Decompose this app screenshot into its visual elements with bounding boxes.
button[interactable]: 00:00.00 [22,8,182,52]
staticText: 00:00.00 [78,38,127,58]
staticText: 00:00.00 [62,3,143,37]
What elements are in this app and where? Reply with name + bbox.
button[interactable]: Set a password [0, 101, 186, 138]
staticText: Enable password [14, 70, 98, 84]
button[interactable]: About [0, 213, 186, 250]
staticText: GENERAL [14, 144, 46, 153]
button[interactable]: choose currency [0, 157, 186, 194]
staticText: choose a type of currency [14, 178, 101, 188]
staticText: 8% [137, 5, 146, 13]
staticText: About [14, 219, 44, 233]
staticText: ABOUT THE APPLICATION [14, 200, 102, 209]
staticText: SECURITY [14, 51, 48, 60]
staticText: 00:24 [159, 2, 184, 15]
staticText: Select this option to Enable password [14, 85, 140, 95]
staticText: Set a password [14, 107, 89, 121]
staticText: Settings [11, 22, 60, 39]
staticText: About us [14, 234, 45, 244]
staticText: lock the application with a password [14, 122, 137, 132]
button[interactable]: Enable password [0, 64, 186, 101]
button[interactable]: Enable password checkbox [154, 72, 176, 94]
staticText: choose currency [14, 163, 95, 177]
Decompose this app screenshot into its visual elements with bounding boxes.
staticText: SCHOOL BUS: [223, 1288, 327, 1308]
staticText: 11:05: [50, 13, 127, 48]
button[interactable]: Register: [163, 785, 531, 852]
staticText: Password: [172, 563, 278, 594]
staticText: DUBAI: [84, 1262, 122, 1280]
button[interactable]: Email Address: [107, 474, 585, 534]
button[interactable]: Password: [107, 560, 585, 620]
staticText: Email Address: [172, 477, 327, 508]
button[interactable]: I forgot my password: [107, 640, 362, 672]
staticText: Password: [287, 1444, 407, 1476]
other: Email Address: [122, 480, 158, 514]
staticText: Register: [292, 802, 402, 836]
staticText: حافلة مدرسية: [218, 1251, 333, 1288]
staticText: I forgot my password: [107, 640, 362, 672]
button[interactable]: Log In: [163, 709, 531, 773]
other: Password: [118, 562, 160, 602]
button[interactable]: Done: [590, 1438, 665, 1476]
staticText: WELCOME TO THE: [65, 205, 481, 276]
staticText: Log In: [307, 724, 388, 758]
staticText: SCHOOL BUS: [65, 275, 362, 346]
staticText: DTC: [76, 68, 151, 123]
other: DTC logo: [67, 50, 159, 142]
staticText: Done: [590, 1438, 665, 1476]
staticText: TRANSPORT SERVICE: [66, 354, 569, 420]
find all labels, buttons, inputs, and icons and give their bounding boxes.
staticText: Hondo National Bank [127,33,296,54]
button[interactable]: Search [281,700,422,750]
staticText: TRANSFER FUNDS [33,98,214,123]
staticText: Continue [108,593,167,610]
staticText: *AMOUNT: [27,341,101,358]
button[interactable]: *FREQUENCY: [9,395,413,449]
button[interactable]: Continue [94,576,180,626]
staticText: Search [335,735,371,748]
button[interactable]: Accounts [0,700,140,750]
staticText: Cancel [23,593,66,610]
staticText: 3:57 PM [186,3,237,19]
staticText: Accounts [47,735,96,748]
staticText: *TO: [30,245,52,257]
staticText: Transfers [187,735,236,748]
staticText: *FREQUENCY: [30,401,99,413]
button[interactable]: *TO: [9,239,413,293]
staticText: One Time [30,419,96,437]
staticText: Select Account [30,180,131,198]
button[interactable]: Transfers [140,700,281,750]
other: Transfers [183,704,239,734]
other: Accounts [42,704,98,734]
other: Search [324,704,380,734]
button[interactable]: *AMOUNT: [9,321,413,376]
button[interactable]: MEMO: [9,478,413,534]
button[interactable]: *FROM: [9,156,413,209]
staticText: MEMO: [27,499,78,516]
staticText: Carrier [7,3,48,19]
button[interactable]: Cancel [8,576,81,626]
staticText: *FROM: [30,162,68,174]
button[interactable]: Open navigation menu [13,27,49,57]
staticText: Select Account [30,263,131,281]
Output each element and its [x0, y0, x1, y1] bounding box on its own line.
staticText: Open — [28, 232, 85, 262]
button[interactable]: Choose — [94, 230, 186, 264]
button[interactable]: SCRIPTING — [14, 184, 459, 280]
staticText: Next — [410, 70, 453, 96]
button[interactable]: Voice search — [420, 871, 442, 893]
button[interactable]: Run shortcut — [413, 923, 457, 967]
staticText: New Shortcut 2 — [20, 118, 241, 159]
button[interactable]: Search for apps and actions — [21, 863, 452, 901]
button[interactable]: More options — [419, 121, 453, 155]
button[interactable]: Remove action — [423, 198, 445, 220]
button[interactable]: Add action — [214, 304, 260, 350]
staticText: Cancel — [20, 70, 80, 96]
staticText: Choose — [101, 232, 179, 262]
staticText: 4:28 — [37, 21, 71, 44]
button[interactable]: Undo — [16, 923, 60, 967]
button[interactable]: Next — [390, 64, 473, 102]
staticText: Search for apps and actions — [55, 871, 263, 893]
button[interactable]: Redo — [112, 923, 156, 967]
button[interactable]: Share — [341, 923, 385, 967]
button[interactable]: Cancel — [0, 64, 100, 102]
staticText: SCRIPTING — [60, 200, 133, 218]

*-*-*

Instruction: Gather every line from the listing above that contains the word "this", and copy each one in full.

Answer:
Decompose this app screenshot into its visual elements with bounding boxes.
What elements are in this app and where? Reply with name + bbox.
staticText: Select this option to Enable password [14, 85, 140, 95]
Decompose this app screenshot into its visual elements with bounding boxes.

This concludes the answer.